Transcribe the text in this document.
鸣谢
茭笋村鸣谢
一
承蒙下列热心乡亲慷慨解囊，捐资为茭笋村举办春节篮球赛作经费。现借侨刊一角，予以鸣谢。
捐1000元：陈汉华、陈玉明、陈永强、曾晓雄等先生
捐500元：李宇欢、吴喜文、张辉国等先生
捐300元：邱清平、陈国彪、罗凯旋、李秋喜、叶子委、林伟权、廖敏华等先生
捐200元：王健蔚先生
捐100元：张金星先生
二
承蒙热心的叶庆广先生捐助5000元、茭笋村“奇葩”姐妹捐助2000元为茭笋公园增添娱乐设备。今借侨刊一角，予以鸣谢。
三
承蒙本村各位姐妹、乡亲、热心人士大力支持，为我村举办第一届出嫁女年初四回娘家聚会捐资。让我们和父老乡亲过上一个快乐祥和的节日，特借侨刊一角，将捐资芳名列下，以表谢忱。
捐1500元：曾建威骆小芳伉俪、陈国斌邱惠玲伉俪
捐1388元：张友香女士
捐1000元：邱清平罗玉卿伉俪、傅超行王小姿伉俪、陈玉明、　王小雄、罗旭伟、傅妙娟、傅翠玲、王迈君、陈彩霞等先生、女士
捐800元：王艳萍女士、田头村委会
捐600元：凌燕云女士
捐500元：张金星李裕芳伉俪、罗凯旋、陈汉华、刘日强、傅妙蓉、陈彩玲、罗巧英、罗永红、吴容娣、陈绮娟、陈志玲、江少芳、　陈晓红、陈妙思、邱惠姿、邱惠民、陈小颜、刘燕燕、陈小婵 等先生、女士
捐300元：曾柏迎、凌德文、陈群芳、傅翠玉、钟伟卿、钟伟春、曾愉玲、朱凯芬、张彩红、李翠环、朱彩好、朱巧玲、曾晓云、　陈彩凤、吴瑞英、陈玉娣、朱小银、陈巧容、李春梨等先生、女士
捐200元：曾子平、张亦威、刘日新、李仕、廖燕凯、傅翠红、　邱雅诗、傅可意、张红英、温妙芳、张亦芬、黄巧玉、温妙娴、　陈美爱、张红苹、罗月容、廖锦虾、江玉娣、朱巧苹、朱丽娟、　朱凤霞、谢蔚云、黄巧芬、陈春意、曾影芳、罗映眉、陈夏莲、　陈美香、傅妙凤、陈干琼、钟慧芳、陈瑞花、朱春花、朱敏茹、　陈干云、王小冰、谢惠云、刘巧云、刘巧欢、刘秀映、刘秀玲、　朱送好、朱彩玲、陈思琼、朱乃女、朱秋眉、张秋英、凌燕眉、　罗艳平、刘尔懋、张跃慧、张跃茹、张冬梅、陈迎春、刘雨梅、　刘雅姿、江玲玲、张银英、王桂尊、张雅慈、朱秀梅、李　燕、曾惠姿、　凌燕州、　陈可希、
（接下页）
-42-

**Work instructions**: Repeat each entry word for word.

**Answer to the exercise**:
Transcribe the text in this document.
鸣谢
茭笋村鸣谢
一
承蒙下列热心乡亲慷慨解囊，捐资为茭笋村举办春节篮球赛作经费。现借侨刊一角，予以鸣谢。
捐1000元：陈汉华、陈玉明、陈永强、曾晓雄等先生
捐500元：李宇欢、吴喜文、张辉国等先生
捐300元：邱清平、陈国彪、罗凯旋、李秋喜、叶子委、林伟权、廖敏华等先生
捐200元：王健蔚先生
捐100元：张金星先生
二
承蒙热心的叶庆广先生捐助5000元、茭笋村“奇葩”姐妹捐助2000元为茭笋公园增添娱乐设备。今借侨刊一角，予以鸣谢。
三
承蒙本村各位姐妹、乡亲、热心人士大力支持，为我村举办第一届出嫁女年初四回娘家聚会捐资。让我们和父老乡亲过上一个快乐祥和的节日，特借侨刊一角，将捐资芳名列下，以表谢忱。
捐1500元：曾建威骆小芳伉俪、陈国斌邱惠玲伉俪
捐1388元：张友香女士
捐1000元：邱清平罗玉卿伉俪、傅超行王小姿伉俪、陈玉明、　王小雄、罗旭伟、傅妙娟、傅翠玲、王迈君、陈彩霞等先生、女士
捐800元：王艳萍女士、田头村委会
捐600元：凌燕云女士
捐500元：张金星李裕芳伉俪、罗凯旋、陈汉华、刘日强、傅妙蓉、陈彩玲、罗巧英、罗永红、吴容娣、陈绮娟、陈志玲、江少芳、　陈晓红、陈妙思、邱惠姿、邱惠民、陈小颜、刘燕燕、陈小婵 等先生、女士
捐300元：曾柏迎、凌德文、陈群芳、傅翠玉、钟伟卿、钟伟春、曾愉玲、朱凯芬、张彩红、李翠环、朱彩好、朱巧玲、曾晓云、　陈彩凤、吴瑞英、陈玉娣、朱小银、陈巧容、李春梨等先生、女士
捐200元：曾子平、张亦威、刘日新、李仕、廖燕凯、傅翠红、　邱雅诗、傅可意、张红英、温妙芳、张亦芬、黄巧玉、温妙娴、　陈美爱、张红苹、罗月容、廖锦虾、江玉娣、朱巧苹、朱丽娟、　朱凤霞、谢蔚云、黄巧芬、陈春意、曾影芳、罗映眉、陈夏莲、　陈美香、傅妙凤、陈干琼、钟慧芳、陈瑞花、朱春花、朱敏茹、　陈干云、王小冰、谢惠云、刘巧云、刘巧欢、刘秀映、刘秀玲、　朱送好、朱彩玲、陈思琼、朱乃女、朱秋眉、张秋英、凌燕眉、　罗艳平、刘尔懋、张跃慧、张跃茹、张冬梅、陈迎春、刘雨梅、　刘雅姿、江玲玲、张银英、王桂尊、张雅慈、朱秀梅、李　燕、曾惠姿、　凌燕州、　陈可希、
（接下页）
-42-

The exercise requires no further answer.